**TASK INSTRUCTIONS:** Repeat every entry word for word, but leave the images out of your copy.

━━━━━ DATA EXTRACT ━━━━━

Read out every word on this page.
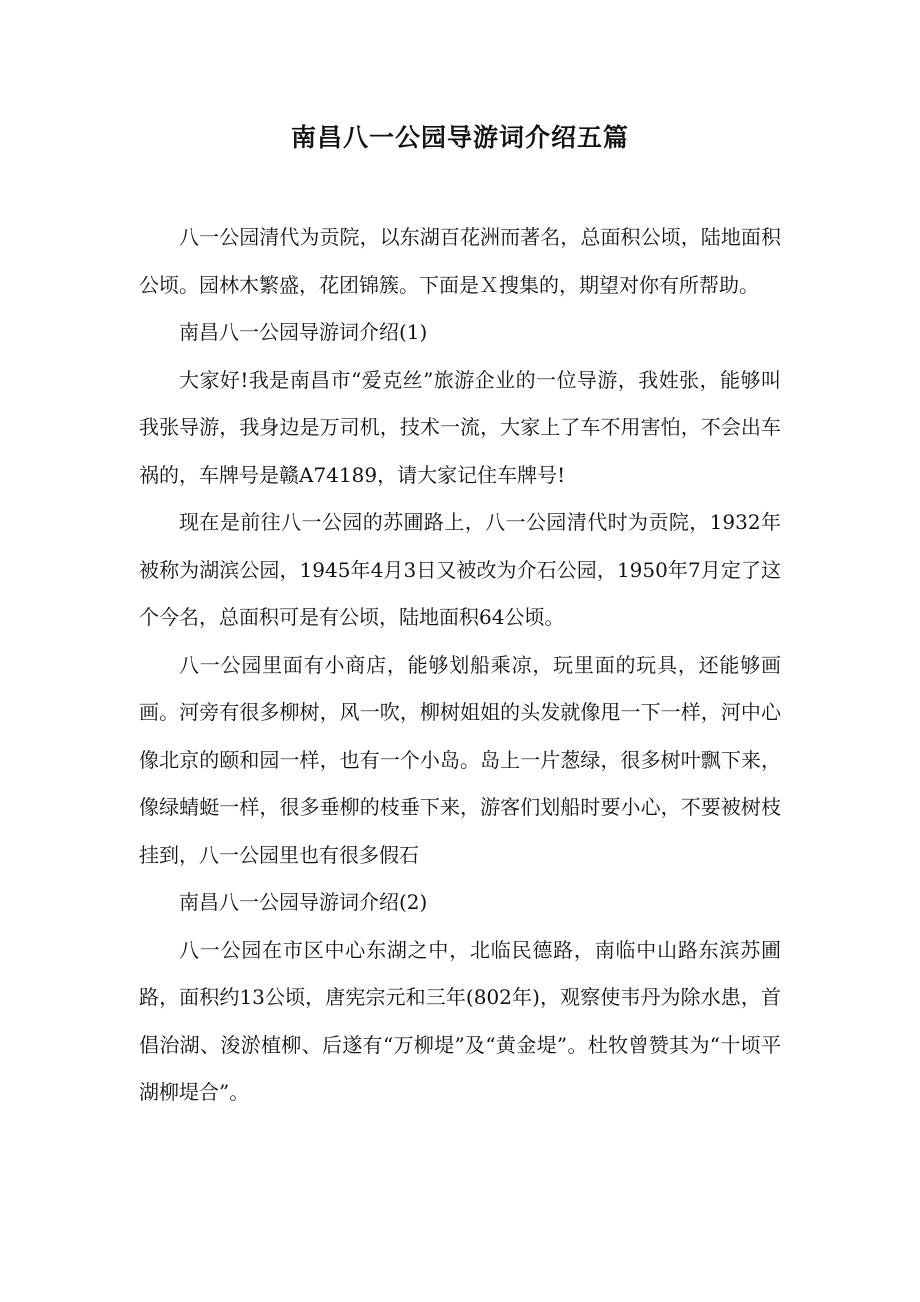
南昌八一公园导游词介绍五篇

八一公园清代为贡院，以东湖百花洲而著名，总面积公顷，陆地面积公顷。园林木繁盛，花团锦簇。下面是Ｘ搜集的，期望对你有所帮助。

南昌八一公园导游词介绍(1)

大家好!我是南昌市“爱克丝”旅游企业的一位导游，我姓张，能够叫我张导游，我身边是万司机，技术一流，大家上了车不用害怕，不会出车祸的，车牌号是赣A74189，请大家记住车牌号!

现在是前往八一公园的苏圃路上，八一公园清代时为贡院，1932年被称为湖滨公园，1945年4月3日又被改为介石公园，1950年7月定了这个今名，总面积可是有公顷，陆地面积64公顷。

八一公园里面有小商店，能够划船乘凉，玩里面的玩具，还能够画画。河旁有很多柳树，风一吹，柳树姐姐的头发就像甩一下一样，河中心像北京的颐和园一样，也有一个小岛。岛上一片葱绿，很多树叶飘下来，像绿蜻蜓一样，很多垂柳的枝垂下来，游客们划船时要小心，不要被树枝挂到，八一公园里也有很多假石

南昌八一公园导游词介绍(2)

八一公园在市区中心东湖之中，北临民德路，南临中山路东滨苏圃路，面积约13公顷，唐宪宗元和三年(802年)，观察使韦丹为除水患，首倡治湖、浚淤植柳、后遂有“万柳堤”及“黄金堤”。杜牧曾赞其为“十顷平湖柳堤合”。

━━━━━

**WRITTEN SOLUTION:**
Read out every word on this page.
南昌八一公园导游词介绍五篇

八一公园清代为贡院，以东湖百花洲而著名，总面积公顷，陆地面积公顷。园林木繁盛，花团锦簇。下面是Ｘ搜集的，期望对你有所帮助。

南昌八一公园导游词介绍(1)

大家好!我是南昌市“爱克丝”旅游企业的一位导游，我姓张，能够叫我张导游，我身边是万司机，技术一流，大家上了车不用害怕，不会出车祸的，车牌号是赣A74189，请大家记住车牌号!

现在是前往八一公园的苏圃路上，八一公园清代时为贡院，1932年被称为湖滨公园，1945年4月3日又被改为介石公园，1950年7月定了这个今名，总面积可是有公顷，陆地面积64公顷。

八一公园里面有小商店，能够划船乘凉，玩里面的玩具，还能够画画。河旁有很多柳树，风一吹，柳树姐姐的头发就像甩一下一样，河中心像北京的颐和园一样，也有一个小岛。岛上一片葱绿，很多树叶飘下来，像绿蜻蜓一样，很多垂柳的枝垂下来，游客们划船时要小心，不要被树枝挂到，八一公园里也有很多假石

南昌八一公园导游词介绍(2)

八一公园在市区中心东湖之中，北临民德路，南临中山路东滨苏圃路，面积约13公顷，唐宪宗元和三年(802年)，观察使韦丹为除水患，首倡治湖、浚淤植柳、后遂有“万柳堤”及“黄金堤”。杜牧曾赞其为“十顷平湖柳堤合”。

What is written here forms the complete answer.